▸ **The exercise**: Copy all the entries below exactly, but not the pictures.

[Data entries]
◇ ◇ ◇
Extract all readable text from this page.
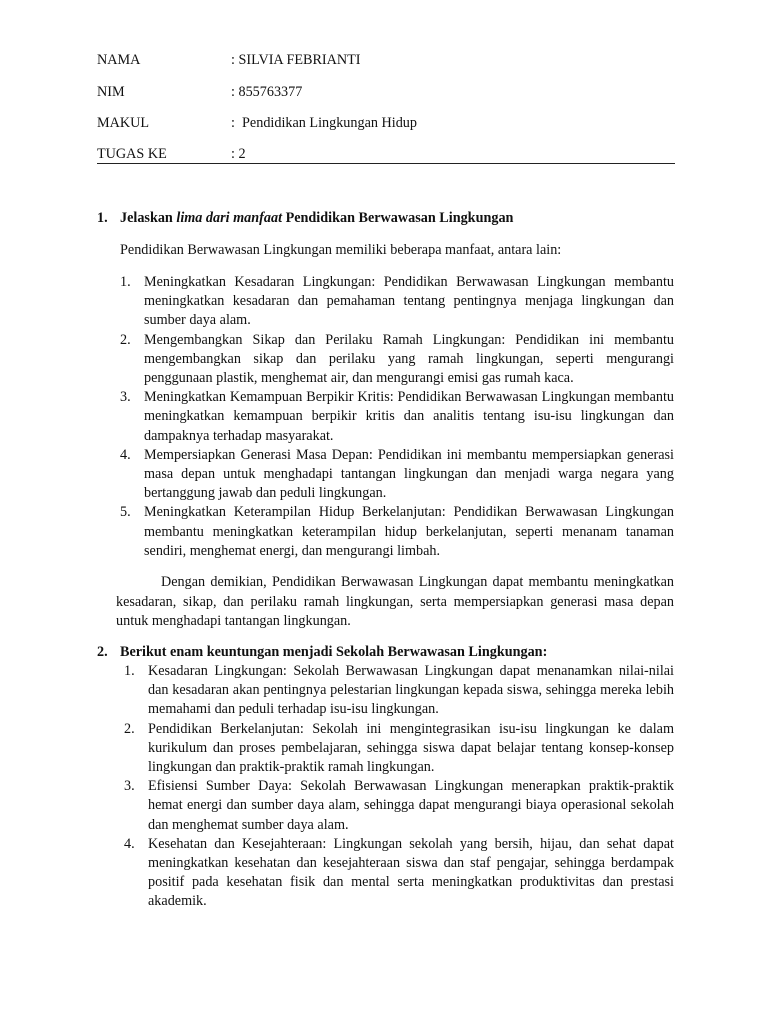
NAMA	: SILVIA FEBRIANTI
NIM	: 855763377
MAKUL	:  Pendidikan Lingkungan Hidup
TUGAS KE	: 2
1. Jelaskan lima dari manfaat Pendidikan Berwawasan Lingkungan
Pendidikan Berwawasan Lingkungan memiliki beberapa manfaat, antara lain:
1. Meningkatkan Kesadaran Lingkungan: Pendidikan Berwawasan Lingkungan membantu meningkatkan kesadaran dan pemahaman tentang pentingnya menjaga lingkungan dan sumber daya alam.
2. Mengembangkan Sikap dan Perilaku Ramah Lingkungan: Pendidikan ini membantu mengembangkan sikap dan perilaku yang ramah lingkungan, seperti mengurangi penggunaan plastik, menghemat air, dan mengurangi emisi gas rumah kaca.
3. Meningkatkan Kemampuan Berpikir Kritis: Pendidikan Berwawasan Lingkungan membantu meningkatkan kemampuan berpikir kritis dan analitis tentang isu-isu lingkungan dan dampaknya terhadap masyarakat.
4. Mempersiapkan Generasi Masa Depan: Pendidikan ini membantu mempersiapkan generasi masa depan untuk menghadapi tantangan lingkungan dan menjadi warga negara yang bertanggung jawab dan peduli lingkungan.
5. Meningkatkan Keterampilan Hidup Berkelanjutan: Pendidikan Berwawasan Lingkungan membantu meningkatkan keterampilan hidup berkelanjutan, seperti menanam tanaman sendiri, menghemat energi, dan mengurangi limbah.
Dengan demikian, Pendidikan Berwawasan Lingkungan dapat membantu meningkatkan kesadaran, sikap, dan perilaku ramah lingkungan, serta mempersiapkan generasi masa depan untuk menghadapi tantangan lingkungan.
2. Berikut enam keuntungan menjadi Sekolah Berwawasan Lingkungan:
1. Kesadaran Lingkungan: Sekolah Berwawasan Lingkungan dapat menanamkan nilai-nilai dan kesadaran akan pentingnya pelestarian lingkungan kepada siswa, sehingga mereka lebih memahami dan peduli terhadap isu-isu lingkungan.
2. Pendidikan Berkelanjutan: Sekolah ini mengintegrasikan isu-isu lingkungan ke dalam kurikulum dan proses pembelajaran, sehingga siswa dapat belajar tentang konsep-konsep lingkungan dan praktik-praktik ramah lingkungan.
3. Efisiensi Sumber Daya: Sekolah Berwawasan Lingkungan menerapkan praktik-praktik hemat energi dan sumber daya alam, sehingga dapat mengurangi biaya operasional sekolah dan menghemat sumber daya alam.
4. Kesehatan dan Kesejahteraan: Lingkungan sekolah yang bersih, hijau, dan sehat dapat meningkatkan kesehatan dan kesejahteraan siswa dan staf pengajar, sehingga berdampak positif pada kesehatan fisik dan mental serta meningkatkan produktivitas dan prestasi akademik.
◇ ◇ ◇
▸ **Response to the task**:
Extract all readable text from this page.
NAMA	: SILVIA FEBRIANTI
NIM	: 855763377
MAKUL	:  Pendidikan Lingkungan Hidup
TUGAS KE	: 2
1. Jelaskan lima dari manfaat Pendidikan Berwawasan Lingkungan
Pendidikan Berwawasan Lingkungan memiliki beberapa manfaat, antara lain:
1. Meningkatkan Kesadaran Lingkungan: Pendidikan Berwawasan Lingkungan membantu meningkatkan kesadaran dan pemahaman tentang pentingnya menjaga lingkungan dan sumber daya alam.
2. Mengembangkan Sikap dan Perilaku Ramah Lingkungan: Pendidikan ini membantu mengembangkan sikap dan perilaku yang ramah lingkungan, seperti mengurangi penggunaan plastik, menghemat air, dan mengurangi emisi gas rumah kaca.
3. Meningkatkan Kemampuan Berpikir Kritis: Pendidikan Berwawasan Lingkungan membantu meningkatkan kemampuan berpikir kritis dan analitis tentang isu-isu lingkungan dan dampaknya terhadap masyarakat.
4. Mempersiapkan Generasi Masa Depan: Pendidikan ini membantu mempersiapkan generasi masa depan untuk menghadapi tantangan lingkungan dan menjadi warga negara yang bertanggung jawab dan peduli lingkungan.
5. Meningkatkan Keterampilan Hidup Berkelanjutan: Pendidikan Berwawasan Lingkungan membantu meningkatkan keterampilan hidup berkelanjutan, seperti menanam tanaman sendiri, menghemat energi, dan mengurangi limbah.
Dengan demikian, Pendidikan Berwawasan Lingkungan dapat membantu meningkatkan kesadaran, sikap, dan perilaku ramah lingkungan, serta mempersiapkan generasi masa depan untuk menghadapi tantangan lingkungan.
2. Berikut enam keuntungan menjadi Sekolah Berwawasan Lingkungan:
1. Kesadaran Lingkungan: Sekolah Berwawasan Lingkungan dapat menanamkan nilai-nilai dan kesadaran akan pentingnya pelestarian lingkungan kepada siswa, sehingga mereka lebih memahami dan peduli terhadap isu-isu lingkungan.
2. Pendidikan Berkelanjutan: Sekolah ini mengintegrasikan isu-isu lingkungan ke dalam kurikulum dan proses pembelajaran, sehingga siswa dapat belajar tentang konsep-konsep lingkungan dan praktik-praktik ramah lingkungan.
3. Efisiensi Sumber Daya: Sekolah Berwawasan Lingkungan menerapkan praktik-praktik hemat energi dan sumber daya alam, sehingga dapat mengurangi biaya operasional sekolah dan menghemat sumber daya alam.
4. Kesehatan dan Kesejahteraan: Lingkungan sekolah yang bersih, hijau, dan sehat dapat meningkatkan kesehatan dan kesejahteraan siswa dan staf pengajar, sehingga berdampak positif pada kesehatan fisik dan mental serta meningkatkan produktivitas dan prestasi akademik.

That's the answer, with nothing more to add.